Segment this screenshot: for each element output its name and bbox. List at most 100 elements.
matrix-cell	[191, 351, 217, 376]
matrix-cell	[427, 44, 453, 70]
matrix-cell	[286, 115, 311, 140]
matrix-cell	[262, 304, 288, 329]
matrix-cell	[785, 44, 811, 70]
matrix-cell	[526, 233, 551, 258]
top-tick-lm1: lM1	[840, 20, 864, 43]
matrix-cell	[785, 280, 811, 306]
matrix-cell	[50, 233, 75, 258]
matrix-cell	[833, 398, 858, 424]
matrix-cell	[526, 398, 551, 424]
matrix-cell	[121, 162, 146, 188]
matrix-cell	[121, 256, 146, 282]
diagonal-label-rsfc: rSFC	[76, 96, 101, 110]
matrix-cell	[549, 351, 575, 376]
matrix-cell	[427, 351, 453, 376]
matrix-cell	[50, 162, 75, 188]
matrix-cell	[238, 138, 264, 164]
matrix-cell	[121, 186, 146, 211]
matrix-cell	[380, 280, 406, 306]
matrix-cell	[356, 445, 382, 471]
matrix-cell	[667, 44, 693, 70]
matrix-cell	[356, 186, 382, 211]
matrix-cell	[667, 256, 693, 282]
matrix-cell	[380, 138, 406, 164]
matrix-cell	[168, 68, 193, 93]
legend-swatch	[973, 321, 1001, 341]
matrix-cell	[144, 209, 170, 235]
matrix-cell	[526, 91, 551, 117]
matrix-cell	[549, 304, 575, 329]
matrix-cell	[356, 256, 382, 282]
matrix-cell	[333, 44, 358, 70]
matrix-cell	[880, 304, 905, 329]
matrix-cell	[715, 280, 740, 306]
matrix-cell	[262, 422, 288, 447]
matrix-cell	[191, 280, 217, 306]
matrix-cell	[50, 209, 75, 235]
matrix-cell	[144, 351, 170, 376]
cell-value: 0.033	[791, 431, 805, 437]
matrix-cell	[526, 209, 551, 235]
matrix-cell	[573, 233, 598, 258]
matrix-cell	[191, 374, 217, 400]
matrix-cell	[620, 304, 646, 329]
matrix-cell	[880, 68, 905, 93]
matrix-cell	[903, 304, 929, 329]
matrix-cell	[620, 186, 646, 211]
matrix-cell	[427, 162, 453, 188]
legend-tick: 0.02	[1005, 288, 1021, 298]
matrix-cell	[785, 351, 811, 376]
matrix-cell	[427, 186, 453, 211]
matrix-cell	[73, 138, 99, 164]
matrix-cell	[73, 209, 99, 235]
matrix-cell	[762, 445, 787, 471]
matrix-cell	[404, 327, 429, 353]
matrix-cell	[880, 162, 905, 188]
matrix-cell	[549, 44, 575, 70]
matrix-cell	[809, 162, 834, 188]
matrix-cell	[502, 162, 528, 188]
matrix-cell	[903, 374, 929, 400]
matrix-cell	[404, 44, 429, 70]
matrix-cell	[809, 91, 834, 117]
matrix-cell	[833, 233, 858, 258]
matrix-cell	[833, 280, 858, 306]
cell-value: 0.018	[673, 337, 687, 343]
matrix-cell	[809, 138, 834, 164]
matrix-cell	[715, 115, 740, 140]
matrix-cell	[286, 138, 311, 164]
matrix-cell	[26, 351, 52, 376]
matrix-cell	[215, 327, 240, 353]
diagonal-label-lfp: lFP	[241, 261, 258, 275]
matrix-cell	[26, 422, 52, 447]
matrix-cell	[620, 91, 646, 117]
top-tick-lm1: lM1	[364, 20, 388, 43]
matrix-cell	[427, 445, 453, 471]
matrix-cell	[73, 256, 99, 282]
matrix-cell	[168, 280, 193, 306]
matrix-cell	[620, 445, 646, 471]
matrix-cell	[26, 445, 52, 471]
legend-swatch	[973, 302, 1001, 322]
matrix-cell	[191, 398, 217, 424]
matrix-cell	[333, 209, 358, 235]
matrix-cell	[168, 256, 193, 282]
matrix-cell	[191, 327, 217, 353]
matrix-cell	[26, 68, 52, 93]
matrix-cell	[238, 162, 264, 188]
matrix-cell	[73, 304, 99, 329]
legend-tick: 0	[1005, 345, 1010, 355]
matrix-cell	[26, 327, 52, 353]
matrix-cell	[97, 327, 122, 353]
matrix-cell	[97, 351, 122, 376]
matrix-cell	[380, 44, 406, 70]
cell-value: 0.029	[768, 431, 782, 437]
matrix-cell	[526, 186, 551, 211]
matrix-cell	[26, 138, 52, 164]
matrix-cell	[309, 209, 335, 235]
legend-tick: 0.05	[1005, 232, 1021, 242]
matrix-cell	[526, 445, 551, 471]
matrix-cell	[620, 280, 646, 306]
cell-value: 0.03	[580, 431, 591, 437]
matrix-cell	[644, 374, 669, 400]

--------------------

Goal
Pick out every line of the records above that contains the string "swatch", matching case exactly.

Solution for this task
legend-swatch	[973, 321, 1001, 341]
legend-swatch	[973, 302, 1001, 322]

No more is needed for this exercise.